# SET EXERCISE
Search the listing below for "SRMTID". Copy each matching line.

## start DATASET EXTRACT

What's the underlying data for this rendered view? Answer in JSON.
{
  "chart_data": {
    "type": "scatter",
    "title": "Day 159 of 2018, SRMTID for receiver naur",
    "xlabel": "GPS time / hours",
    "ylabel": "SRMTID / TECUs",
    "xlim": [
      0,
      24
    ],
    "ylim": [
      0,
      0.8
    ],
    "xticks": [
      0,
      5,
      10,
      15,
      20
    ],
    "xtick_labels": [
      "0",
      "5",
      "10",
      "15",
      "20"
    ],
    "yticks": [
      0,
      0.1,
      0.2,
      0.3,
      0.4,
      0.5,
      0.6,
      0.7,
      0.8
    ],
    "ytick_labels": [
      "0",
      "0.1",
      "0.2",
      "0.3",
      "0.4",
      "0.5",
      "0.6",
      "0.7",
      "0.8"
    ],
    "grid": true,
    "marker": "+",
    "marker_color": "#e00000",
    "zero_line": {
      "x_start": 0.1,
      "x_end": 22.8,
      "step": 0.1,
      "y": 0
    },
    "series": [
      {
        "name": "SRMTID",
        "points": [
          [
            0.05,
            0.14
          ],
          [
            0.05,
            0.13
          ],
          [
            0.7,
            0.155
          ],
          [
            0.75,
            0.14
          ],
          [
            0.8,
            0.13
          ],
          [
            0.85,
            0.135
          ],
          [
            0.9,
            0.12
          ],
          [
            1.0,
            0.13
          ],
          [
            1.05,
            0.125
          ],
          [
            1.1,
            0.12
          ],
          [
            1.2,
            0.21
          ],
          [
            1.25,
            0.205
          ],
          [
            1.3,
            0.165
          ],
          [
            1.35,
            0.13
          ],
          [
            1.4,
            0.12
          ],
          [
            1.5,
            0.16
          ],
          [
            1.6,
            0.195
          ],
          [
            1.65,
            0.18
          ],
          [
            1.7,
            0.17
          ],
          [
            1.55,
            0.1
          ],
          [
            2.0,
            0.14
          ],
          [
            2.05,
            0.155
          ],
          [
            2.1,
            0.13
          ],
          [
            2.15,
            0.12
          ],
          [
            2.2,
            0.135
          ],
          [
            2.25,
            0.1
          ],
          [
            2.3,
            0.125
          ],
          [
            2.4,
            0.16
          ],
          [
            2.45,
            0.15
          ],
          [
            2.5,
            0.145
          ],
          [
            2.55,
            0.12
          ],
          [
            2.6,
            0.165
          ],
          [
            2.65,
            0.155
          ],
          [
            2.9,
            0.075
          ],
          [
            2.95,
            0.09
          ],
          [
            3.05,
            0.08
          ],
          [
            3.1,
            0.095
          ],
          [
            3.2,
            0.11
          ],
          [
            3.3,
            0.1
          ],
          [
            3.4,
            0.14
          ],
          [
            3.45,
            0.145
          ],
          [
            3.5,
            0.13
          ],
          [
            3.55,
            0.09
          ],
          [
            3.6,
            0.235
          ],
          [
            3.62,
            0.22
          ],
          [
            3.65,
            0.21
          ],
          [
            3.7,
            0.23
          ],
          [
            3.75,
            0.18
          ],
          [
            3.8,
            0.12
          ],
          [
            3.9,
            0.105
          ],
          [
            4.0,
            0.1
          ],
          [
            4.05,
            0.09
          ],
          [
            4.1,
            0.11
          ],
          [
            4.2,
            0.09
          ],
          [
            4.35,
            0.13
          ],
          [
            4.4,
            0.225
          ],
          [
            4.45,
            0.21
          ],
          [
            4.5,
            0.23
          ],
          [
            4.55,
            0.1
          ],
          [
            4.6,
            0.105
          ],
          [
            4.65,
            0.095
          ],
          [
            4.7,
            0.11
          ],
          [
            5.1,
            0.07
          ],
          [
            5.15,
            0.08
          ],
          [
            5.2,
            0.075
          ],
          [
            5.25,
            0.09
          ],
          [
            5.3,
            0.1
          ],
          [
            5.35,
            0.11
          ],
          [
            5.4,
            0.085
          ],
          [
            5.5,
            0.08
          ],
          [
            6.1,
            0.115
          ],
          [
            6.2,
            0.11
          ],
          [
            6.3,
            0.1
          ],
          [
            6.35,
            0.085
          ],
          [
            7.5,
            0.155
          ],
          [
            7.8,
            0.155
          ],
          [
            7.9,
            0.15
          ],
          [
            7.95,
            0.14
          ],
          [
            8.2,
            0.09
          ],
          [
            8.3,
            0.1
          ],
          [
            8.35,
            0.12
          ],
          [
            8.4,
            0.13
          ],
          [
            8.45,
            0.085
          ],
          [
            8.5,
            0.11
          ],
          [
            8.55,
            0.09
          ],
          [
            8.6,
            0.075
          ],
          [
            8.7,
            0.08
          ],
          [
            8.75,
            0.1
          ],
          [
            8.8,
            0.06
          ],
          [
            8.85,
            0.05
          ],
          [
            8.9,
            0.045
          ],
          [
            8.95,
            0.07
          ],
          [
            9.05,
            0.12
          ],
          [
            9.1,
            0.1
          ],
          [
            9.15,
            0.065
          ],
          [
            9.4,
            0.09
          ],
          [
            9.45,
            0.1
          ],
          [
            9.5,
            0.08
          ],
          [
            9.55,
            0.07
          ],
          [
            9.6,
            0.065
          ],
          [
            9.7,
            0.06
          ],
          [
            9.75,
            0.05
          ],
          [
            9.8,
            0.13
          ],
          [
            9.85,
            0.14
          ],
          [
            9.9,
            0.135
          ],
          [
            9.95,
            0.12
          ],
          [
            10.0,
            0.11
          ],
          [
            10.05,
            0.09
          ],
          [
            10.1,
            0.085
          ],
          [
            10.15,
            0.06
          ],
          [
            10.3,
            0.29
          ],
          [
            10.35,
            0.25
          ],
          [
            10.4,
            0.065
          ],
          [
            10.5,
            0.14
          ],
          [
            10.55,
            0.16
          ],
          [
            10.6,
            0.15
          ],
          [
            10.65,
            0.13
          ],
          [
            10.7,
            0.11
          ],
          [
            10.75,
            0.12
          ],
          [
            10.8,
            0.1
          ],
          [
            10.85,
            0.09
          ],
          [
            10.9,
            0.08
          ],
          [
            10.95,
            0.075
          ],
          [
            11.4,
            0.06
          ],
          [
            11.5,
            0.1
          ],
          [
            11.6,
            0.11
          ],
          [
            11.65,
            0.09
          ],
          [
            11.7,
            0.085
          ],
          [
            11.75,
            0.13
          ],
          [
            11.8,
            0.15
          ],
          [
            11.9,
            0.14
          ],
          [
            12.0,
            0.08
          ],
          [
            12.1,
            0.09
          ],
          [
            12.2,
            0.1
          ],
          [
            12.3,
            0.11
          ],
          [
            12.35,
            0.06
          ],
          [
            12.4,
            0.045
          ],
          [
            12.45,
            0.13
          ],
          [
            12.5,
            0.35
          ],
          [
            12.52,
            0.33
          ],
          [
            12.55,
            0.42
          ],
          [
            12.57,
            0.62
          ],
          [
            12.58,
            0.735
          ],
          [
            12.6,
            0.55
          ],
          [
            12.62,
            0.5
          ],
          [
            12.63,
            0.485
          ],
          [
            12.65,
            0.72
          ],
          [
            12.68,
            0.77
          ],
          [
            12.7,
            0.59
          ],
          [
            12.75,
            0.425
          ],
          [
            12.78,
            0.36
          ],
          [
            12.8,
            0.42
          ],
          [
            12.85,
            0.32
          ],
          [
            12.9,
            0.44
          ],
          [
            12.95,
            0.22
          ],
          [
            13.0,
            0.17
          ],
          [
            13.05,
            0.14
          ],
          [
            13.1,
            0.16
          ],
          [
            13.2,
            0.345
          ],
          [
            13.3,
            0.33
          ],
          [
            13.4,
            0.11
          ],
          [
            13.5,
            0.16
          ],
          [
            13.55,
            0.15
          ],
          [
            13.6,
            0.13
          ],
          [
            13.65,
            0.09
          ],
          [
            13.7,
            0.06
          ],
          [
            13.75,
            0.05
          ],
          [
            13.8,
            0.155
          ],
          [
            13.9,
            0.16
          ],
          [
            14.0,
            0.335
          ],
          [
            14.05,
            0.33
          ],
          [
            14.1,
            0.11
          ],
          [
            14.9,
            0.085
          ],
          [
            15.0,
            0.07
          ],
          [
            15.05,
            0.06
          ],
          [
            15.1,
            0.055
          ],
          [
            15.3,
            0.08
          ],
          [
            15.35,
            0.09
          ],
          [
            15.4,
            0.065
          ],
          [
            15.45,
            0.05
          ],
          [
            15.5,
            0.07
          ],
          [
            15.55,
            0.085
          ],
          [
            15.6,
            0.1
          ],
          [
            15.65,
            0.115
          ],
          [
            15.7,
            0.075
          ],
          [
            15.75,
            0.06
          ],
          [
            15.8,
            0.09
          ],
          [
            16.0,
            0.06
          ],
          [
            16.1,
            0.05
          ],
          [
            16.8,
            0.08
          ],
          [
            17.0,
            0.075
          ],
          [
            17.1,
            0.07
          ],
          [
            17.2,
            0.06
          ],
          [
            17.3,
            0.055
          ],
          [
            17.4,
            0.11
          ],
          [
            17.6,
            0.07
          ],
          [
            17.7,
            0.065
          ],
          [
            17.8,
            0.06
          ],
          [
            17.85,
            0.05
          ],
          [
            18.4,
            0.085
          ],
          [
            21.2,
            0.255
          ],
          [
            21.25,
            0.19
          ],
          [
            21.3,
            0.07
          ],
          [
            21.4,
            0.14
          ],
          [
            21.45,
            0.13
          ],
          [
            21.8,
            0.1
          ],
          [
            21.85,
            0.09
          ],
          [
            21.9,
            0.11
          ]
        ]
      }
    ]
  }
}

## end DATASET EXTRACT

# EXERCISE RESULT
    "title": "Day 159 of 2018, SRMTID for receiver naur",
    "ylabel": "SRMTID / TECUs",
        "name": "SRMTID",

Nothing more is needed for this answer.